* [Exercise instructions] What comes next in the forum thread about planning a first Hadoop production cluster? Continue the thread from its last line.

[BEGIN Document segment]

Re: New Production Cluster Criticisms/Advice

Posted by Michael Segel <mi...@hotmail.com>.

Real clusters are a tad harder than the pseudo cluster.

You may want to consider EMR where you can choose between Amazon's Hadoop release (Its Apache), MapR M3 or MapR M5


On Aug 14, 2012, at 8:36 PM, Eli Finkelshteyn <ie...@gmail.com> wrote:

> Hey Mohammad,
> Thanks for the reply. I've been using Hadoop and Pig for a while, and I've setup a pseudo-cluster before. I've just never setup anything production-scale yet and wanted advice on that.
> 
> Cheers, 
> 
> On Tue, Aug 14, 2012 at 6:20 PM, Mohammad Tariq <do...@gmail.com> wrote:
> Hello Eli,
> 
>     If this is your first time with Hadoop then I would suggest to configure a cluster locally just to get yourself familiar with Hadoop(a pseudo setup would do).
> 
> For your analytical stuff you can have a look at Pig, another member of the Hadoop ecosystem. It's a dataflow language that makes analytics really easy.
> 
> As a data store Hbase would definitely be a good move.
> 
> For data aggregation, you can also have a look at Flume and Chukwa, apart from Scribe. 
> 
> On Wednesday, August 15, 2012, Eli Finkelshteyn <ie...@gmail.com> wrote:
> > Hey Folks,
> > I'm going to be setting up my first new production cluster soon, and was hoping to get some advice and criticism on my current plan of action. Here's my current plan:
> > Background/Requirements:
> > I'm setting this up for a start-up that's not gathering very big data yet, but will be in the next few months (I hope, anyway). I'd like to use the cluster for a few things, at least at first:
> > 1. logging stuff it doesn't make sense to write to a normal database (as well as duplicates of what I am throwing in my database so I can use that stuff from HDFS later on). Basically, just logging a ton of information I might want for analytics/model training later.
> > 2. analytics processing.
> > 3. model training (for machine learning). I'll primarily do this through Mahout.
> > 4. will probably want hbase on there as well for real time reading of some data. I'm not married to this, and haven't played around much with hbase yet, but wanted to leave the possibility open.

[END Document segment]
[BEGIN Data section]

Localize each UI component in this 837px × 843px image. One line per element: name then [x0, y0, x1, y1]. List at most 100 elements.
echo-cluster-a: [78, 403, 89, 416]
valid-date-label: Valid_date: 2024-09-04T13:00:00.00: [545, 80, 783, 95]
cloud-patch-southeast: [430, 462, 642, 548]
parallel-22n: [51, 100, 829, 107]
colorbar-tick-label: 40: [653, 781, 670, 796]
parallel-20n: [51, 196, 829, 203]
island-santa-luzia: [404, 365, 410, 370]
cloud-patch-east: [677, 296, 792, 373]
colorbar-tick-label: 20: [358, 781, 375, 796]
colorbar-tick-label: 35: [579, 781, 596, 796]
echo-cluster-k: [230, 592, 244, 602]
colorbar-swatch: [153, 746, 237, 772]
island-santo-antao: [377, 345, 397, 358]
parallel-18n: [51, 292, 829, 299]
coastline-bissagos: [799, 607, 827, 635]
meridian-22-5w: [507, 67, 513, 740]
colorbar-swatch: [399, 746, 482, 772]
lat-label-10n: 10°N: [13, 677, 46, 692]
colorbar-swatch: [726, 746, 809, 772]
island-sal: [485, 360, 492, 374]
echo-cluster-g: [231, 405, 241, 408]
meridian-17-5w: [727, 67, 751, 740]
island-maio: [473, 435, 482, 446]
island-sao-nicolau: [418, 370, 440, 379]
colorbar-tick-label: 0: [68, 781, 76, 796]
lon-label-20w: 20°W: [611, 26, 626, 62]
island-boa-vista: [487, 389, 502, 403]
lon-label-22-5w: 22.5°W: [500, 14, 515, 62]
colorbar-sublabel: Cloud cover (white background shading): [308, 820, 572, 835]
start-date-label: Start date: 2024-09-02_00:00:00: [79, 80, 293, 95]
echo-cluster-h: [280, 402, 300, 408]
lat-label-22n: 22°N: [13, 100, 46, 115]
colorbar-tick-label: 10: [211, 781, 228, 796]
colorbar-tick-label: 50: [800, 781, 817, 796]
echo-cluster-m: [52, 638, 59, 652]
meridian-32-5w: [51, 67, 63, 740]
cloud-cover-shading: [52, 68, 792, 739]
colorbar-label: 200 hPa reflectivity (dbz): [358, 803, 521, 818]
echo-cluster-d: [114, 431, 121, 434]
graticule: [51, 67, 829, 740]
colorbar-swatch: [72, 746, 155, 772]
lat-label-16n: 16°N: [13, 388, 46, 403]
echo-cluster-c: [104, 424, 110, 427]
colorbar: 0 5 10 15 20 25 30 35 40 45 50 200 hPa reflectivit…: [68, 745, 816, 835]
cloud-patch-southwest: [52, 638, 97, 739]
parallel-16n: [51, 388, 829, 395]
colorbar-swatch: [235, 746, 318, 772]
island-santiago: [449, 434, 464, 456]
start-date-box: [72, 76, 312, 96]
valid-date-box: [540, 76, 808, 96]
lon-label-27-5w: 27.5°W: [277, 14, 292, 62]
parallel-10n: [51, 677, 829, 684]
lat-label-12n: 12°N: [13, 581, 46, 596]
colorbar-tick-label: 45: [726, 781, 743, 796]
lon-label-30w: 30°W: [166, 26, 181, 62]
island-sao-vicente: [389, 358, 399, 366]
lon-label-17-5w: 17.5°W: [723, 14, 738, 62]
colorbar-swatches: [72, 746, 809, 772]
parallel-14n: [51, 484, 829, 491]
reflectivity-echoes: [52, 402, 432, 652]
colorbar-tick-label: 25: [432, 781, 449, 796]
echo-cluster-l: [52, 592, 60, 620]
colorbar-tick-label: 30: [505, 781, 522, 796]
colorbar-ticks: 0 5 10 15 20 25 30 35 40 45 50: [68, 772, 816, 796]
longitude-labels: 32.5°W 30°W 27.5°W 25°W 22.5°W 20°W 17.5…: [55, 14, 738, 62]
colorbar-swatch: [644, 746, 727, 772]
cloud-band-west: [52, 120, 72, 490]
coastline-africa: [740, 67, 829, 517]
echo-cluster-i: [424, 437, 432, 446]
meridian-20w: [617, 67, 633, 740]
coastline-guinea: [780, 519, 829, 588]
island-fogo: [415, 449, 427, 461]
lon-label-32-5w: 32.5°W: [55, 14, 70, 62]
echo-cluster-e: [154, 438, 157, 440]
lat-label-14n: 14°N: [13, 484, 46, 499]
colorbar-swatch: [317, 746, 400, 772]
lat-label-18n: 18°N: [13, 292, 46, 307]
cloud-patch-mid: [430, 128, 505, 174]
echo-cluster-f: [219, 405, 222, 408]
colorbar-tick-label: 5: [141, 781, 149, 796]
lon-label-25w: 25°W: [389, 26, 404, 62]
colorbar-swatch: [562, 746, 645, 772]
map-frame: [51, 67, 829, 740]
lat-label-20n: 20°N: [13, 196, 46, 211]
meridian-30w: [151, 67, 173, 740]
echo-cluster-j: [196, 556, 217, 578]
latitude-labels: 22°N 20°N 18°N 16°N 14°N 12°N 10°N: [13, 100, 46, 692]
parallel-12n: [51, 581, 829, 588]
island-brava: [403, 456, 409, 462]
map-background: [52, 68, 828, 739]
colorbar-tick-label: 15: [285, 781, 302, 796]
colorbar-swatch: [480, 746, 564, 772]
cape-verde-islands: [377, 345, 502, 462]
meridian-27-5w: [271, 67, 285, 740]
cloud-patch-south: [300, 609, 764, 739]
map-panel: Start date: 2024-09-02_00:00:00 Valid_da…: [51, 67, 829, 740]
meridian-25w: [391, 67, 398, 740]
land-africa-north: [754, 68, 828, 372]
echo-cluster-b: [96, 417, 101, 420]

[END Data section]

* [Reply]
> > The Plan:
> > I'm thinking I'll set this up in Amazon. We have most of the rest of our hardware there, and I really like the option to be able to spin up a bunch of extra workers at will to have them train some ML model for me and then kill them off. For now, just to get things off the ground, I'm going to setup a small 4 machine cluster (1 NameNode, 1 SecondaryNameNode/JobTracker, 2 DataNode/TaskTrackers). I'll start playing around with that setup, and will add more to it as needed. Since everything will be puppetized, adding more machines shouldn't be too bad (I think). I've been using Cloudera so far, and I haven't seen any good reason to switch, so I'll use CDH4. For logging, I'll just use scribe and wind up storing stuff as lzos (a good tutorial on the best way to do this would be awesome).
> > Thoughts?
> > Eli
> 
> -- 
> Regards,
>     Mohammad Tariq
> 
>

Re: New Production Cluster Criticisms/Advice

Posted by Eli Finkelshteyn <ie...@gmail.com>.

Hey Mohammad,
Thanks for the reply. I've been using Hadoop and Pig for a while, and I've
setup a pseudo-cluster before. I've just never setup anything
production-scale yet and wanted advice on that.

Cheers,

On Tue, Aug 14, 2012 at 6:20 PM, Mohammad Tariq <do...@gmail.com> wrote:

> Hello Eli,
>
>     If this is your first time with Hadoop then I would suggest to
> configure a cluster locally just to get yourself familiar with Hadoop(a
> pseudo setup would do).
>
> For your analytical stuff you can have a look at Pig, another member of
> the Hadoop ecosystem. It's a dataflow language that makes analytics really
> easy.
>
> As a data store Hbase would definitely be a good move.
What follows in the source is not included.